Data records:
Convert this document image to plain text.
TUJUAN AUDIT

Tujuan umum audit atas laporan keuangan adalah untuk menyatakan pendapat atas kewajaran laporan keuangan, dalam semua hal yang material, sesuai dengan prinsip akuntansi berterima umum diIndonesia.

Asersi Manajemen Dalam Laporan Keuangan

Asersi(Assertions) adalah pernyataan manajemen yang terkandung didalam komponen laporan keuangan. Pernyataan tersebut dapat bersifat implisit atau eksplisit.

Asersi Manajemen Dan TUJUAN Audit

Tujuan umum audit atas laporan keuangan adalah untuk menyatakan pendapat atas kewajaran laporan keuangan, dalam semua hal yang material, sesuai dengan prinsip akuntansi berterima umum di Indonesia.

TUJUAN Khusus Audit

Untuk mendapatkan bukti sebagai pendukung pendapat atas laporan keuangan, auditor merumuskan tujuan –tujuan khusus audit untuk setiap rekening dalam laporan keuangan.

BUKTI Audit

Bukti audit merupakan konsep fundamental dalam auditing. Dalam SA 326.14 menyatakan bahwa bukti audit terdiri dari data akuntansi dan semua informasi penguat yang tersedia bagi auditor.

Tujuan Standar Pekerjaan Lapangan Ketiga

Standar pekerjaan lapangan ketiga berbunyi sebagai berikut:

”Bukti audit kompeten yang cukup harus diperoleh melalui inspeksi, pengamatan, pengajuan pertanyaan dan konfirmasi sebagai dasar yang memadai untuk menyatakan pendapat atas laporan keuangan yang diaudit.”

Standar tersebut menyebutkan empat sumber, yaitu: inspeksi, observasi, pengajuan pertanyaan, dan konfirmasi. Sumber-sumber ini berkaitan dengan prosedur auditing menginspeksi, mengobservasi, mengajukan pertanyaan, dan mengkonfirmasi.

PROBLEM TO WORK ON: Retype the data in full and match it exactly.

RESULT:
Convert this document image to plain text.
TUJUAN AUDIT

Tujuan umum audit atas laporan keuangan adalah untuk menyatakan pendapat atas kewajaran laporan keuangan, dalam semua hal yang material, sesuai dengan prinsip akuntansi berterima umum diIndonesia.

Asersi Manajemen Dalam Laporan Keuangan

Asersi(Assertions) adalah pernyataan manajemen yang terkandung didalam komponen laporan keuangan. Pernyataan tersebut dapat bersifat implisit atau eksplisit.

Asersi Manajemen Dan TUJUAN Audit

Tujuan umum audit atas laporan keuangan adalah untuk menyatakan pendapat atas kewajaran laporan keuangan, dalam semua hal yang material, sesuai dengan prinsip akuntansi berterima umum di Indonesia.

TUJUAN Khusus Audit

Untuk mendapatkan bukti sebagai pendukung pendapat atas laporan keuangan, auditor merumuskan tujuan –tujuan khusus audit untuk setiap rekening dalam laporan keuangan.

BUKTI Audit

Bukti audit merupakan konsep fundamental dalam auditing. Dalam SA 326.14 menyatakan bahwa bukti audit terdiri dari data akuntansi dan semua informasi penguat yang tersedia bagi auditor.

Tujuan Standar Pekerjaan Lapangan Ketiga

Standar pekerjaan lapangan ketiga berbunyi sebagai berikut:

”Bukti audit kompeten yang cukup harus diperoleh melalui inspeksi, pengamatan, pengajuan pertanyaan dan konfirmasi sebagai dasar yang memadai untuk menyatakan pendapat atas laporan keuangan yang diaudit.”

Standar tersebut menyebutkan empat sumber, yaitu: inspeksi, observasi, pengajuan pertanyaan, dan konfirmasi. Sumber-sumber ini berkaitan dengan prosedur auditing menginspeksi, mengobservasi, mengajukan pertanyaan, dan mengkonfirmasi.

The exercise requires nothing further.